● Directive A
Quote verbatim the lines in the records beginning with the line containing "FN1242A left pin 7 <box>714 924 728 934</box>" and ending with the line containing "wire cap ground", both included.
● Directive B
Extend the passage on the condominium plaintiffs' request for a declaratory judgment, picking up immediately after its final sentence.

● Source
Based on the aforesaid allegations, plaintiff seek a declaratory judgment: (1) requiring defendants to undertake commercially reasonable efforts to market for sale at commercially reasonable prices units that are either are (a) currently rented to tenants at the expiration of the existing leases for such units; (b) upon vacatur by current occupants; or (c) upon reversion of deeds that were owned by Garg and conveyed to relatives for less than fair market value; (2) compelling defendants to produce financial reports for the Condominium and records demonstrating income received and payments made by the Condominium; (3) compelling defendants to tender all revenue from the T-Mobile antenna lease and directing an accounting of the rental income received from the T-Mobile lease, as well as providing copies of any documentation and contracts entered into with T-Mobile; (4) directing defendants to pay the open water and sewage bill; (5) directing defendants to cease and desist in threatening to take away plaintiffs' storage units and/or restoring plaintiffs' ownership of their respective storage units that were seized by defendants; (5) directing defendants to apply for a tax certiorari for the building in order to reclassify its tax class for the benefit of the Condominium and its unit owners; (6) voiding the deed dated July 21, 2008 and restoring the ownership of parking space P10 to Garg; (7) ordering defendants to remove all monetary and non-monetary violations against the Condominium currently pending with city and state departments; (8) directing defendants to cease their storage of refuse in the area within common elements of the building; (9) directing defendants to pay outstanding water charges that have been transferred to the City of New York as a tax lien for which defendants have improperly shifted the liability to plaintiffs; and (10) directing the New York City Department of Finance Office of the City Register, Kings County, to rescind all common charge liens placed by the Board against plaintiffs' units and deem them to be a nullity.

● Provided records
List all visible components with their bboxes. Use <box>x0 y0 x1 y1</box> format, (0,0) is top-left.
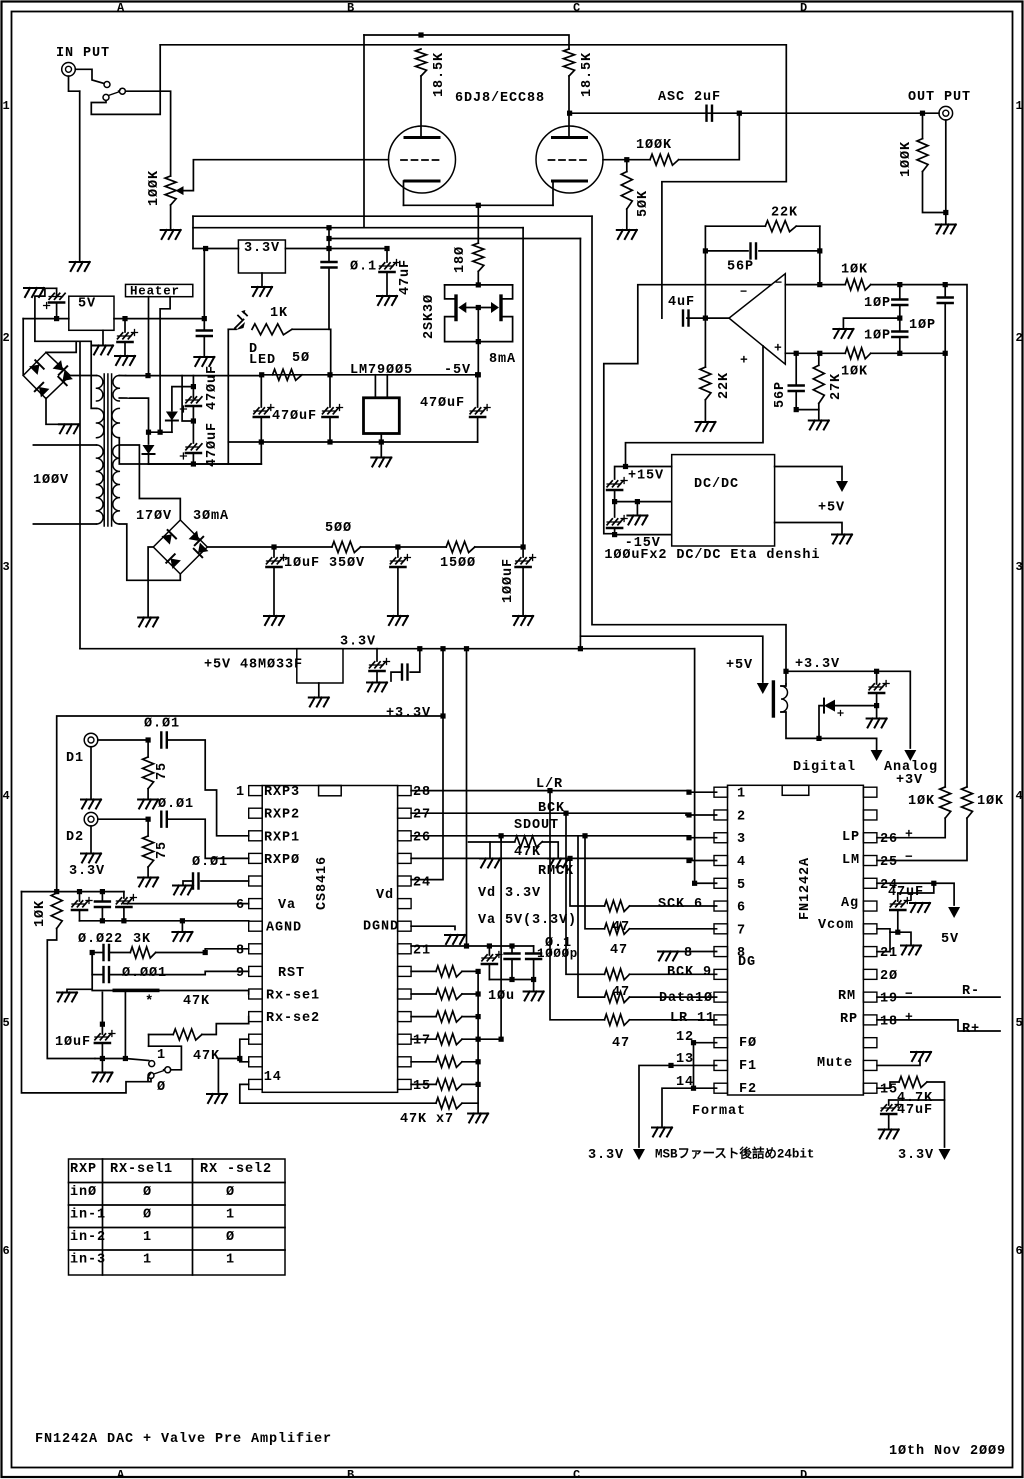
FN1242A left pin 7 <box>714 924 728 934</box>
svg-text:RXP: RXP <box>70 1162 97 1177</box>
ground 100uF <box>513 616 533 625</box>
capacitor 470uF a <box>260 375 262 407</box>
svg-text:18: 18 <box>880 1014 898 1029</box>
svg-text:R+: R+ <box>962 1022 980 1037</box>
wire cap ground stem <box>876 706 878 717</box>
wire cathode rail <box>404 204 554 206</box>
ground Mute <box>911 1052 931 1061</box>
transformer winding mid-left <box>97 408 104 437</box>
svg-text:4: 4 <box>3 789 10 803</box>
wire Va left loop <box>22 892 152 1093</box>
svg-text:Vd: Vd <box>376 888 394 903</box>
svg-text:1: 1 <box>226 1207 235 1222</box>
ground 3.3V reg <box>252 287 272 296</box>
wire 3.3V reg output <box>285 248 387 250</box>
svg-text:47ØuF: 47ØuF <box>420 396 465 411</box>
svg-text:+3.3V: +3.3V <box>386 706 431 721</box>
svg-text:LP: LP <box>842 830 860 845</box>
wire to 100K load <box>922 113 924 138</box>
svg-text:Rx-se1: Rx-se1 <box>266 988 320 1003</box>
FN1242A left pin 9 <box>714 969 728 979</box>
wire 3.3V to FN pin5 <box>695 649 717 884</box>
op-amp U1 <box>729 274 785 365</box>
wire 47K left ground <box>469 841 502 843</box>
resistor 47K pull 6 <box>411 1083 436 1085</box>
resistor 50K grid leak <box>621 172 632 209</box>
capacitor 0.1 va <box>511 946 513 954</box>
svg-text:+5V 48MØ33F: +5V 48MØ33F <box>204 657 303 672</box>
wire 47 pin7 <box>585 836 605 929</box>
resistor 10K LP <box>940 787 951 818</box>
IC U2 CS8416 body <box>262 786 397 1093</box>
junction right plate to output cap <box>567 111 572 116</box>
capacitor 0.01 pin5 <box>201 880 249 882</box>
svg-text:*: * <box>145 993 153 1009</box>
wire B+ top rail <box>364 35 569 49</box>
wire bus row y=227.7 <box>193 227 523 229</box>
svg-text:RX-sel1: RX-sel1 <box>110 1162 173 1177</box>
wire 47 sck <box>605 901 630 912</box>
wire plate to output <box>570 112 939 114</box>
junction output ground <box>943 210 948 215</box>
svg-text:F2: F2 <box>739 1082 757 1097</box>
ground 75 D1 <box>138 800 158 809</box>
svg-text:BCK: BCK <box>538 801 565 816</box>
regulator 5V module <box>69 296 114 330</box>
resistor 18.5K left plate load <box>416 49 427 76</box>
svg-text:DC/DC: DC/DC <box>694 477 739 492</box>
wire RMCK row <box>411 858 716 860</box>
wire digital arrow stem <box>876 738 878 750</box>
wire pin12 to pin14 tie <box>694 1043 717 1089</box>
svg-text:MSBファースト後詰め24bit: MSBファースト後詰め24bit <box>655 1145 814 1161</box>
FN1242A right pin 16 <box>863 1060 877 1070</box>
capacitor 47uF electrolytic <box>386 249 388 263</box>
svg-text:RXP3: RXP3 <box>264 785 300 800</box>
wire pin24 5V node <box>877 882 934 884</box>
junction +3.3V node <box>783 669 788 674</box>
svg-text:−: − <box>905 850 913 865</box>
wire Va pin6 <box>124 903 249 905</box>
junction filter mid <box>395 544 400 549</box>
wire bridge2 minus to ground <box>148 547 153 616</box>
svg-text:5ØK: 5ØK <box>636 190 651 217</box>
transformer winding heater right upper <box>113 376 119 402</box>
switch RX select S2 <box>149 1061 155 1067</box>
wire to 5V arrow <box>934 883 954 905</box>
wire output node vertical <box>704 226 706 318</box>
svg-text:1ØØØp: 1ØØØp <box>537 947 578 961</box>
svg-text:Ø.Ø22: Ø.Ø22 <box>78 932 123 947</box>
svg-text:3: 3 <box>1016 560 1023 574</box>
svg-text:+15V: +15V <box>628 468 664 483</box>
wire heater rail to LED row <box>126 375 262 377</box>
wire Va top rail <box>22 891 124 893</box>
wire pin14 to ground <box>662 1088 717 1126</box>
pot wiper arrow <box>176 186 184 195</box>
ground 5V bypass cap <box>194 357 214 366</box>
junction 0.022 left <box>90 950 95 955</box>
svg-text:1Øth Nov 2ØØ9: 1Øth Nov 2ØØ9 <box>889 1444 1006 1459</box>
svg-text:4: 4 <box>737 855 746 870</box>
junction 10K top <box>54 889 59 894</box>
wire signal feedback top run <box>160 45 786 318</box>
resistor 180 cathode <box>473 243 484 271</box>
FN1242A right pin 23 <box>863 901 877 911</box>
svg-text:47: 47 <box>610 943 628 958</box>
svg-text:1ØØV: 1ØØV <box>33 473 69 488</box>
arrow +5V out <box>836 481 848 492</box>
wire inverting node vertical <box>819 226 821 284</box>
capacitor 10uF 350V <box>273 547 275 557</box>
wire rail B+ x=523 <box>522 228 524 547</box>
FN1242A left pin 3 <box>714 833 728 843</box>
junction cathode rail <box>476 203 481 208</box>
resistor 47K pull 7 <box>436 1098 462 1109</box>
wire bridge1 bottom to ground <box>46 398 69 424</box>
ground output jack <box>936 225 956 234</box>
arrow +5V digital <box>757 683 769 694</box>
junction -5V rail <box>476 372 481 377</box>
svg-text:1: 1 <box>1016 99 1023 113</box>
wire 3K to pin8 <box>156 949 249 953</box>
svg-text:Digital: Digital <box>793 760 856 775</box>
capacitor 470uF heater 1 <box>191 384 196 389</box>
wire to 100K grid stopper <box>679 113 740 160</box>
svg-text:Ag: Ag <box>841 896 859 911</box>
svg-text:D: D <box>800 1468 807 1479</box>
svg-text:−: − <box>905 987 913 1002</box>
svg-text:1: 1 <box>3 99 10 113</box>
wire 10K bottom <box>47 928 95 1058</box>
svg-text:8: 8 <box>737 946 746 961</box>
resistor 27K <box>813 365 824 403</box>
capacitor +3.3V electrolytic <box>874 669 879 674</box>
wire va caps bottom rail <box>489 979 533 981</box>
svg-text:17ØV: 17ØV <box>136 509 172 524</box>
junction sdout rail bottom <box>499 1037 504 1042</box>
junction 56P 27K <box>794 407 799 412</box>
wire right cathode leg <box>552 181 554 205</box>
wire 47 lr11 <box>550 791 605 1020</box>
svg-text:Ø: Ø <box>226 1230 235 1245</box>
svg-text:RXP1: RXP1 <box>264 830 300 845</box>
wire AGND ground stem <box>181 921 183 931</box>
svg-text:5Ø: 5Ø <box>292 351 310 366</box>
wire noninverting input row <box>785 352 845 354</box>
ground 47uF mute <box>879 1130 899 1139</box>
svg-text:21: 21 <box>880 946 898 961</box>
junction D1 75ohm <box>146 737 151 742</box>
capacitor 470uF b <box>329 375 331 407</box>
wire wiper to left tube grid <box>184 160 389 191</box>
resistor 1K LED <box>252 324 292 335</box>
junction 5V input <box>54 316 59 321</box>
svg-text:B: B <box>347 1 354 15</box>
capacitor 10u electrolytic <box>488 946 490 955</box>
svg-text:-5V: -5V <box>444 363 471 378</box>
wire heater winding lower lead <box>119 397 130 399</box>
svg-text:B: B <box>347 1468 354 1479</box>
svg-text:5: 5 <box>3 1016 10 1030</box>
svg-text:1: 1 <box>737 787 746 802</box>
svg-text:47ØuF: 47ØuF <box>205 422 220 467</box>
wire left node chain to ground <box>67 953 92 992</box>
capacitor 100uF minus rail <box>614 502 616 517</box>
wire switch common to volume pot <box>125 91 170 176</box>
ground vcom b <box>901 946 921 955</box>
svg-text:+: + <box>905 827 913 842</box>
FN1242A right pin 24 <box>863 878 877 888</box>
potentiometer 100K volume <box>165 176 176 205</box>
svg-text:27K: 27K <box>829 373 844 400</box>
junction heater stub <box>145 373 150 378</box>
rectifier bridge B1 <box>23 352 70 398</box>
svg-text:6: 6 <box>3 1244 10 1258</box>
svg-text:CS8416: CS8416 <box>315 856 330 910</box>
capacitor 10P across <box>944 285 946 298</box>
wire 10K LM to pin25 <box>877 818 967 860</box>
Heater label box <box>126 284 193 296</box>
CS8416 left pin 8 <box>249 944 263 954</box>
wire 47 bck9 <box>566 813 605 974</box>
wire cathode to 180 <box>477 205 479 243</box>
svg-text:R-: R- <box>962 984 980 999</box>
CS8416 right pin 28 <box>398 786 412 796</box>
svg-text:+5V: +5V <box>726 658 753 673</box>
wire heater winding top lead <box>119 375 125 377</box>
CS8416 left pin 9 <box>249 966 263 976</box>
capacitor 5V out electrolytic <box>124 319 126 332</box>
svg-text:7: 7 <box>737 923 746 938</box>
ground DGND <box>445 935 465 944</box>
wire sdout vertical <box>500 836 502 1039</box>
svg-text:−: − <box>740 285 747 299</box>
ground DC/DC out <box>832 535 852 544</box>
CS8416 left pin 3 <box>249 831 263 841</box>
wire D1 shield <box>90 747 92 798</box>
IC U3 FN1242A body <box>728 785 864 1095</box>
svg-text:9: 9 <box>236 966 245 981</box>
capacitor 3.3V rail electrolytic <box>376 649 378 661</box>
wire ground to filter cap <box>42 287 57 289</box>
svg-text:26: 26 <box>880 832 898 847</box>
CS8416 left pin 13 <box>249 1057 263 1067</box>
svg-text:3K: 3K <box>133 932 151 947</box>
svg-text:Data1Ø: Data1Ø <box>659 991 713 1006</box>
svg-text:in-3: in-3 <box>70 1252 106 1267</box>
regulator LM79005 <box>364 398 400 434</box>
rectifier bridge B2 170V <box>153 520 207 574</box>
wire right grid to resistors <box>603 159 627 161</box>
capacitor Va b <box>101 892 103 902</box>
CS8416 left pin 14 <box>249 1079 263 1089</box>
wire heater left stub <box>148 297 150 376</box>
CS8416 right pin 19 <box>398 989 412 999</box>
wire ground loop to bus <box>35 288 97 408</box>
svg-text:3.3V: 3.3V <box>588 1148 624 1163</box>
junction B+ left <box>418 32 423 37</box>
resistor 4.7K row <box>877 1082 899 1088</box>
svg-text:Ø: Ø <box>143 1207 152 1222</box>
svg-text:OUT PUT: OUT PUT <box>908 90 971 105</box>
wire D2 to cap <box>98 818 148 820</box>
svg-text:1ØuF: 1ØuF <box>55 1035 91 1050</box>
svg-text:2: 2 <box>737 809 746 824</box>
junction analog 3.3V feed <box>464 646 469 651</box>
wire switch lower to loop <box>148 1079 151 1082</box>
wire right mid winding bottom <box>119 438 148 464</box>
svg-text:+3V: +3V <box>896 773 923 788</box>
ground 5V reg <box>93 346 113 355</box>
svg-text:19: 19 <box>880 992 898 1007</box>
FN1242A left pin 5 <box>714 878 728 888</box>
wire winding to doubler <box>130 398 149 432</box>
CS8416 right pin 18 <box>398 1012 412 1022</box>
wire D1 to cap <box>98 739 148 741</box>
FN1242A left pin 14 <box>714 1083 728 1093</box>
ground 48M033F <box>309 698 329 707</box>
capacitor 10P upper <box>899 285 901 300</box>
resistor 3K <box>130 947 155 958</box>
wire jack shield <box>69 76 80 91</box>
ground 0.022 node <box>57 993 77 1002</box>
ground AC entry <box>24 288 44 297</box>
junction 470uF b top <box>327 372 332 377</box>
svg-text:6: 6 <box>236 898 245 913</box>
svg-text:RST: RST <box>278 966 305 981</box>
FN1242A right pin 25 <box>863 856 877 866</box>
capacitor 5V rail bypass <box>203 319 205 331</box>
capacitor 4uF op-amp coupling <box>683 311 689 326</box>
arrow 3.3V format <box>633 1149 645 1160</box>
resistor 47K pull 5 <box>411 1061 436 1063</box>
wire Rx-se1 row <box>91 953 93 975</box>
wire common ground stem <box>636 502 638 514</box>
input select switch S1 <box>104 82 110 88</box>
ground 47K sdout right <box>548 859 568 868</box>
svg-text:3ØmA: 3ØmA <box>193 509 229 524</box>
svg-text:4: 4 <box>1016 789 1023 803</box>
junction +15V <box>623 464 628 469</box>
wire 50K to ground <box>626 209 628 229</box>
svg-text:1ØØK: 1ØØK <box>147 170 162 206</box>
IN PUT RCA jack J1 <box>62 63 76 77</box>
svg-text:24: 24 <box>413 875 431 890</box>
wire shield down to ground <box>79 91 81 262</box>
junction -15V <box>612 532 617 537</box>
svg-text:Vcom: Vcom <box>818 918 854 933</box>
svg-text:1: 1 <box>157 1048 166 1063</box>
resistor 100K output load <box>917 139 928 172</box>
transformer winding upper-left <box>97 376 103 402</box>
CS8416 left pin 2 <box>249 808 263 818</box>
svg-text:LR 11: LR 11 <box>670 1011 715 1026</box>
svg-text:3: 3 <box>3 560 10 574</box>
svg-text:8mA: 8mA <box>489 352 516 367</box>
CS8416 right pin 21 <box>398 944 412 954</box>
ground chassis near input <box>70 262 90 271</box>
wire 180 to 2SK30 <box>477 271 479 285</box>
wire diode to cap <box>835 705 877 707</box>
svg-text:14: 14 <box>264 1070 282 1085</box>
wire 5V input rail <box>23 318 69 320</box>
svg-text:1ØP: 1ØP <box>864 296 891 311</box>
svg-text:47K: 47K <box>193 1049 220 1064</box>
svg-text:47K x7: 47K x7 <box>400 1112 454 1127</box>
triode V1a left tube <box>389 126 456 193</box>
wire 100K to jack shield <box>923 172 946 213</box>
svg-text:1ØØK: 1ØØK <box>636 138 672 153</box>
diode heater doubler lower <box>148 432 150 444</box>
capacitor 56P noninverting <box>795 353 797 385</box>
wire LM79005 pin2 <box>386 375 388 398</box>
svg-text:5ØØ: 5ØØ <box>325 521 352 536</box>
ground AGND <box>172 932 192 941</box>
svg-text:RMCK: RMCK <box>538 864 574 879</box>
junction 3.3V reg input <box>203 246 208 251</box>
CS8416 right pin 24 <box>398 876 412 886</box>
ground 47K sdout left <box>480 859 500 868</box>
svg-text:RP: RP <box>840 1012 858 1027</box>
svg-text:SCK 6: SCK 6 <box>658 897 703 912</box>
junction 5V out cap <box>122 316 127 321</box>
FN1242A right pin 28 <box>863 787 877 797</box>
wire D2 shield <box>90 826 92 852</box>
wire 5V output rail <box>114 318 204 320</box>
junction 47uF node <box>384 246 389 251</box>
wire rail +3.3V x=592 <box>592 216 786 671</box>
wire Va 5V row <box>411 945 533 947</box>
svg-text:4uF: 4uF <box>668 295 695 310</box>
wire 10uF to RST row <box>101 992 103 1024</box>
svg-text:56P: 56P <box>727 259 754 274</box>
wire 100V primary leads <box>33 444 96 446</box>
wire op-amp V+ to +15V <box>626 346 764 467</box>
svg-text:Va: Va <box>278 898 296 913</box>
transistor 2SK30 dual JFET current source <box>445 284 513 286</box>
svg-text:5V: 5V <box>78 296 96 311</box>
svg-text:47: 47 <box>612 920 630 935</box>
svg-text:6: 6 <box>1016 1244 1023 1258</box>
triode V1b right tube <box>536 126 603 193</box>
svg-text:5: 5 <box>737 878 746 893</box>
wire doubler bottom row <box>149 463 262 465</box>
wire to ground 27K <box>818 410 820 419</box>
wire dc minus bus down <box>79 341 81 648</box>
ground 10uF <box>264 616 284 625</box>
svg-text:ASC 2uF: ASC 2uF <box>658 90 721 105</box>
wire L/R row <box>411 791 716 793</box>
wire 2SK30 to -5V rail <box>477 342 479 375</box>
wire 100K to grid node <box>627 159 650 161</box>
svg-text:Ø: Ø <box>157 1080 166 1095</box>
wire left plate lead <box>420 76 422 138</box>
svg-text:Heater: Heater <box>130 285 180 299</box>
svg-text:RM: RM <box>838 989 856 1004</box>
wire bus row y=216 <box>193 215 592 217</box>
capacitor 470uF c <box>475 372 480 377</box>
FN1242A left pin 10 <box>714 992 728 1002</box>
wire LM79005 gnd <box>380 434 382 457</box>
wire 3.3V reg ground <box>261 273 263 286</box>
svg-text:LED: LED <box>249 353 276 368</box>
jack D1 SPDIF input <box>84 733 98 747</box>
ground bridge2 <box>138 618 158 627</box>
svg-text:28: 28 <box>413 785 431 800</box>
wire 470uF bottom to row 464 <box>149 442 262 464</box>
svg-text:15: 15 <box>413 1079 431 1094</box>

● Answer A
FN1242A left pin 7 <box>714 924 728 934</box>
svg-text:RXP: RXP <box>70 1162 97 1177</box>
ground 100uF <box>513 616 533 625</box>
capacitor 470uF a <box>260 375 262 407</box>
svg-text:18: 18 <box>880 1014 898 1029</box>
svg-text:R+: R+ <box>962 1022 980 1037</box>
wire cap ground stem <box>876 706 878 717</box>

● Answer B
On December 3, 2020, the Board filed an answer setting forth various affirmative defenses, including lack of standing and lack of capacity, as well as a counterclaim for indemnification. On December 7, 2020, the Garg defendants filed an answer interposing affirmative defenses, which include statute of limitations, lack of capacity and lack of standing, in addition to counterclaims against plaintiffs and cross-claims against the Board seeking: 1) reimbursement for their payment of property maintenance expenses due to the failure of plaintiffs to pay and the Board's failure to collect common charges, 2) compensation for Rosa in quantum meruit for her management of the Condominium and 3) appointment of a temporary receiver.

Discussion

"The proponent of a summary judgment motion must make a prima facie showing of entitlement to judgment as a matter of law, tendering sufficient evidence to eliminate any material issues of fact from the case. Failure to make such a showing requires denial of the motion, regardless of the sufficiency of the opposing papers" (Winegrad v New York Univ. Med. Ctr., 64 N.Y.2d 851, 853 [1985][internal citations omitted]; Junger v John V. Dinan Assoc, Inc., 164 A.D.3d 1428 [2d Dept 2018]). The court finds plaintiffs have not established entitlement to judgment as a matter of law as the motion is supported only by three duplicative affidavits by each plaintiff which do little more than parrot the allegations of the complaint (see Mason v Simmons, 139 A.D.2d 880, 881 [3d Dept 1988]). Moreover, absolutely no discovery has been undertaken in this action, including the filing of a preliminary conference/case scheduling order, making the instant motion for summary judgment premature (see Gruenfeld v City of New Rochelle, 72 A.D.3d 1025 [2d Dept 2010]). At any rate, plaintiffs' motion for summary judgment must be denied as the complaint is subject to dismissal.

""[Exclusive authority to manage the common elements and joint finances of the condominium is vested in the board of managers" (Caprer v Nussbaum, 36 A.D.3d 176, 184 [2d Dept 2006]; see also Real Property Law § 339-e [9]; § 339-v[l][a])." Although the individual unit owners have standing to sue derivatively, they simply have no standing to sue individually for injury to the common elements or finances of the condominium (see Davis v Prestige Mgt, Inc., 98 A.D.3d 909, 910 [1st Dept 2012]; Caprer, 36 A.D.3d atl90). As plaintiffs did not bring this action as a derivative action against the Board on behalf of the Condominium, the complaint as pleaded must be dismissed as against the Board (see Di Fabio v Omnipoint Communications, Inc., 66 A.D.3d 635, 637 [2d Dept 2009]).

Accordingly, the Board's cross-motion to dismiss the complaint as against it is granted.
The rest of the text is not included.